YOUR INSTRUCTIONS:
Read through the entries below and return each line with the word "Alagoasa".
/---
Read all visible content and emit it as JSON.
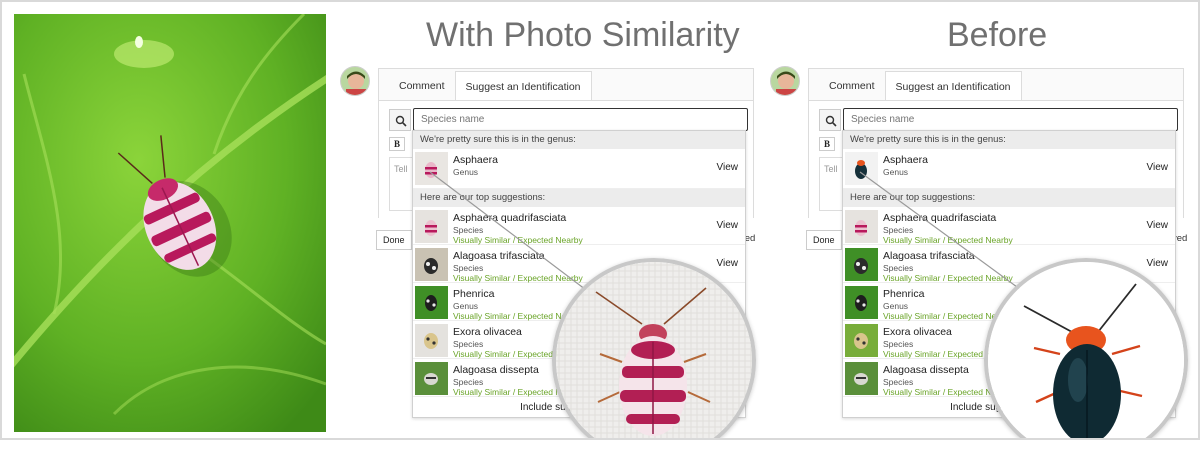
{
  "titles": {
    "left": "With Photo Similarity",
    "right": "Before"
  },
  "tabs": {
    "comment": "Comment",
    "suggest": "Suggest an Identification"
  },
  "search": {
    "placeholder": "Species name"
  },
  "editor": {
    "bold_label": "B",
    "textarea_placeholder": "Tell"
  },
  "buttons": {
    "done": "Done",
    "trail": "ved"
  },
  "dropdown": {
    "genus_header": "We're pretty sure this is in the genus:",
    "suggestions_header": "Here are our top suggestions:",
    "footer": "Include suggestio",
    "view_label": "View",
    "genus": {
      "name": "Asphaera",
      "rank": "Genus"
    },
    "items": [
      {
        "name": "Asphaera quadrifasciata",
        "rank": "Species",
        "similarity": "Visually Similar / Expected Nearby"
      },
      {
        "name": "Alagoasa trifasciata",
        "rank": "Species",
        "similarity": "Visually Similar / Expected Nearby"
      },
      {
        "name": "Phenrica",
        "rank": "Genus",
        "similarity": "Visually Similar / Expected Nearby"
      },
      {
        "name": "Exora olivacea",
        "rank": "Species",
        "similarity": "Visually Similar / Expected Nearby"
      },
      {
        "name": "Alagoasa dissepta",
        "rank": "Species",
        "similarity": "Visually Similar / Expected Nearby"
      }
    ]
  },
  "colors": {
    "similarity_green": "#6aa428",
    "title_gray": "#707070",
    "leaf_green": "#4e9a1f"
  },
  "icons": {
    "search": "search-icon",
    "bold": "bold-icon"
  }
}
\---
FINAL RESULT:
        "name": "Alagoasa trifasciata",
        "name": "Alagoasa dissepta",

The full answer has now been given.